-- begin --

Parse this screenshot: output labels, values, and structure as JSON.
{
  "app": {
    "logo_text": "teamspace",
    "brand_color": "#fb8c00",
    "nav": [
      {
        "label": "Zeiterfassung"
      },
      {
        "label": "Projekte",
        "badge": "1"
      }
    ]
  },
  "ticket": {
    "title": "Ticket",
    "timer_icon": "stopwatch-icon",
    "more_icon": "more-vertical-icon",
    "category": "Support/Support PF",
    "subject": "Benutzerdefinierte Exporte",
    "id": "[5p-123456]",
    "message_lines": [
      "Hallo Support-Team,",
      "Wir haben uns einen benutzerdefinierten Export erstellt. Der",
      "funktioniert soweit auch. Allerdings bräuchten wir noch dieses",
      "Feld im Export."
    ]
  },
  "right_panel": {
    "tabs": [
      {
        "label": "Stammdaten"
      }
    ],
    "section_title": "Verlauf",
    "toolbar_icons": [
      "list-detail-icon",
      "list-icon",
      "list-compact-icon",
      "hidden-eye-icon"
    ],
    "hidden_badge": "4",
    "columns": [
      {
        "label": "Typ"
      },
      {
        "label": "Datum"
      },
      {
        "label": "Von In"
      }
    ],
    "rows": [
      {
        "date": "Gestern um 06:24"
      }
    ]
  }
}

-- end --

Requirement: Extract all of the data shown above without alteration.

Response for this exercise:
Parse this screenshot: output labels, values, and structure as JSON.
{
  "app": {
    "logo_text": "teamspace",
    "brand_color": "#fb8c00",
    "nav": [
      {
        "label": "Zeiterfassung"
      },
      {
        "label": "Projekte",
        "badge": "1"
      }
    ]
  },
  "ticket": {
    "title": "Ticket",
    "timer_icon": "stopwatch-icon",
    "more_icon": "more-vertical-icon",
    "category": "Support/Support PF",
    "subject": "Benutzerdefinierte Exporte",
    "id": "[5p-123456]",
    "message_lines": [
      "Hallo Support-Team,",
      "Wir haben uns einen benutzerdefinierten Export erstellt. Der",
      "funktioniert soweit auch. Allerdings bräuchten wir noch dieses",
      "Feld im Export."
    ]
  },
  "right_panel": {
    "tabs": [
      {
        "label": "Stammdaten"
      }
    ],
    "section_title": "Verlauf",
    "toolbar_icons": [
      "list-detail-icon",
      "list-icon",
      "list-compact-icon",
      "hidden-eye-icon"
    ],
    "hidden_badge": "4",
    "columns": [
      {
        "label": "Typ"
      },
      {
        "label": "Datum"
      },
      {
        "label": "Von In"
      }
    ],
    "rows": [
      {
        "date": "Gestern um 06:24"
      }
    ]
  }
}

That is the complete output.